## Task brief
Carry none of the pictures over; set down the material below exactly.
START
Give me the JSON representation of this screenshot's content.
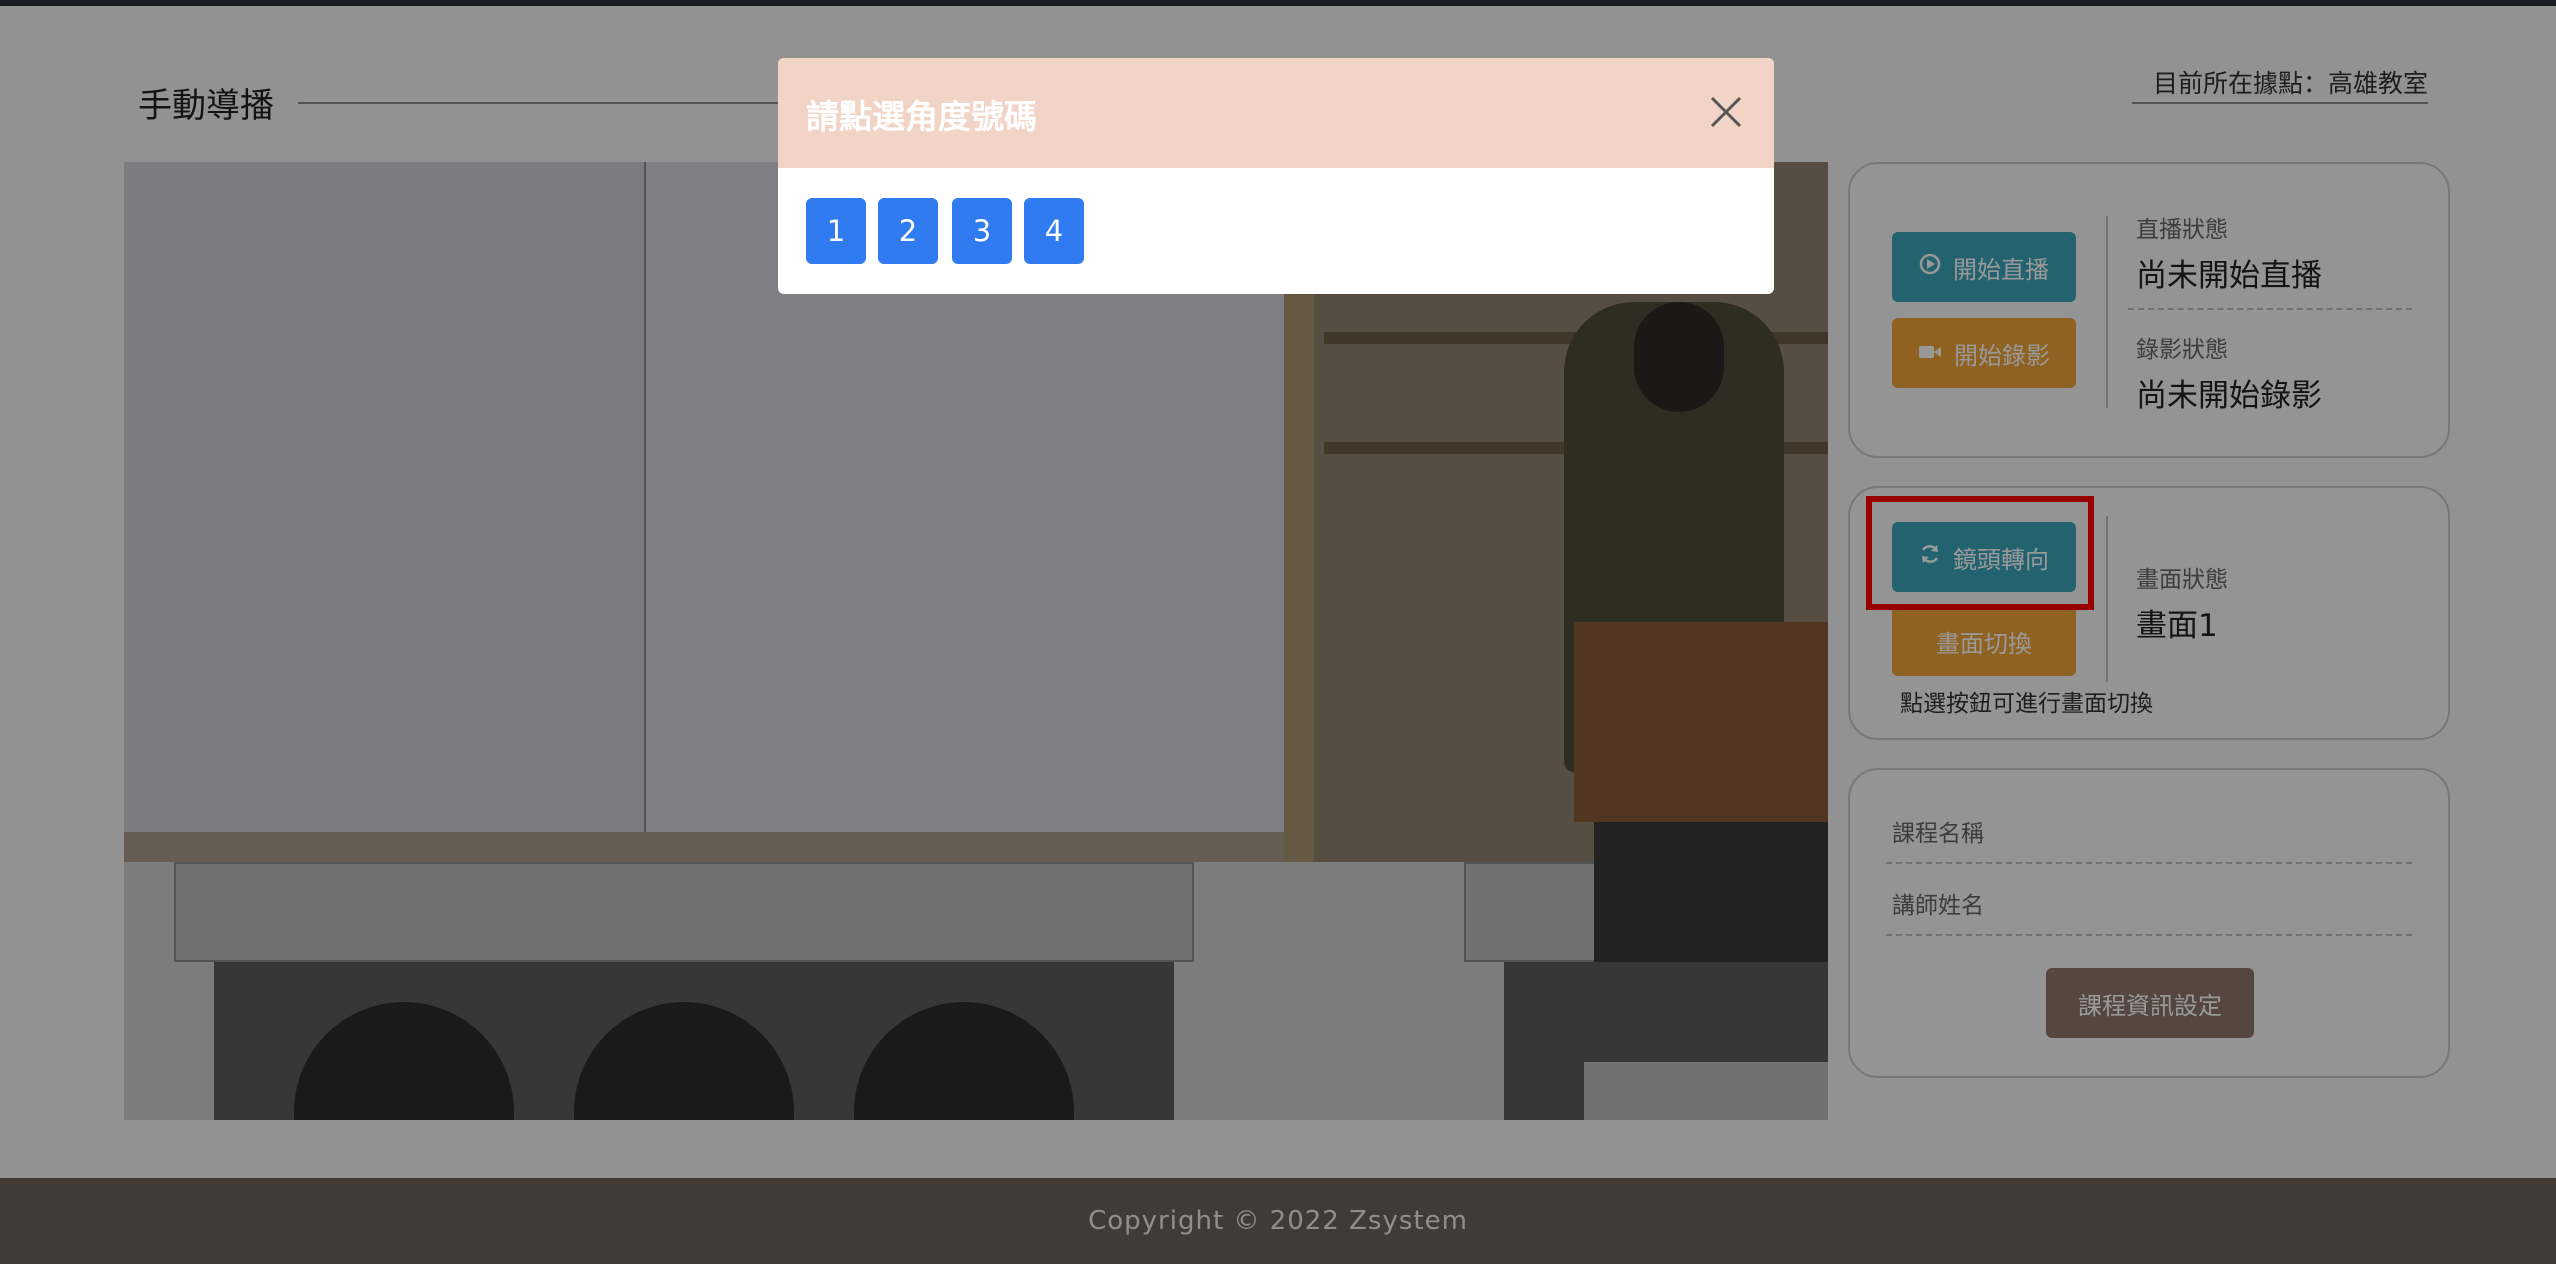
{
  "page": {
    "title": "手動導播",
    "location": "目前所在據點：高雄教室"
  },
  "broadcast_panel": {
    "start_live_label": "開始直播",
    "start_record_label": "開始錄影",
    "live_status_label": "直播狀態",
    "live_status_value": "尚未開始直播",
    "record_status_label": "錄影狀態",
    "record_status_value": "尚未開始錄影"
  },
  "camera_panel": {
    "camera_direction_label": "鏡頭轉向",
    "switch_screen_label": "畫面切換",
    "screen_status_label": "畫面狀態",
    "screen_status_value": "畫面1",
    "hint": "點選按鈕可進行畫面切換"
  },
  "course_panel": {
    "course_name_label": "課程名稱",
    "teacher_name_label": "講師姓名",
    "settings_button_label": "課程資訊設定"
  },
  "footer": {
    "copyright": "Copyright © 2022 Zsystem"
  },
  "modal": {
    "title": "請點選角度號碼",
    "options": [
      "1",
      "2",
      "3",
      "4"
    ]
  },
  "colors": {
    "teal": "#3aa6b9",
    "orange": "#f0a33a",
    "brown": "#8e756b",
    "blue": "#2f7bef",
    "highlight": "#ff0000"
  },
  "icons": {
    "live": "play-circle-icon",
    "record": "video-camera-icon",
    "camera_direction": "refresh-icon",
    "modal_close": "close-icon"
  }
}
END
## Written reply
Give me the JSON representation of this screenshot's content.
{
  "page": {
    "title": "手動導播",
    "location": "目前所在據點：高雄教室"
  },
  "broadcast_panel": {
    "start_live_label": "開始直播",
    "start_record_label": "開始錄影",
    "live_status_label": "直播狀態",
    "live_status_value": "尚未開始直播",
    "record_status_label": "錄影狀態",
    "record_status_value": "尚未開始錄影"
  },
  "camera_panel": {
    "camera_direction_label": "鏡頭轉向",
    "switch_screen_label": "畫面切換",
    "screen_status_label": "畫面狀態",
    "screen_status_value": "畫面1",
    "hint": "點選按鈕可進行畫面切換"
  },
  "course_panel": {
    "course_name_label": "課程名稱",
    "teacher_name_label": "講師姓名",
    "settings_button_label": "課程資訊設定"
  },
  "footer": {
    "copyright": "Copyright © 2022 Zsystem"
  },
  "modal": {
    "title": "請點選角度號碼",
    "options": [
      "1",
      "2",
      "3",
      "4"
    ]
  },
  "colors": {
    "teal": "#3aa6b9",
    "orange": "#f0a33a",
    "brown": "#8e756b",
    "blue": "#2f7bef",
    "highlight": "#ff0000"
  },
  "icons": {
    "live": "play-circle-icon",
    "record": "video-camera-icon",
    "camera_direction": "refresh-icon",
    "modal_close": "close-icon"
  }
}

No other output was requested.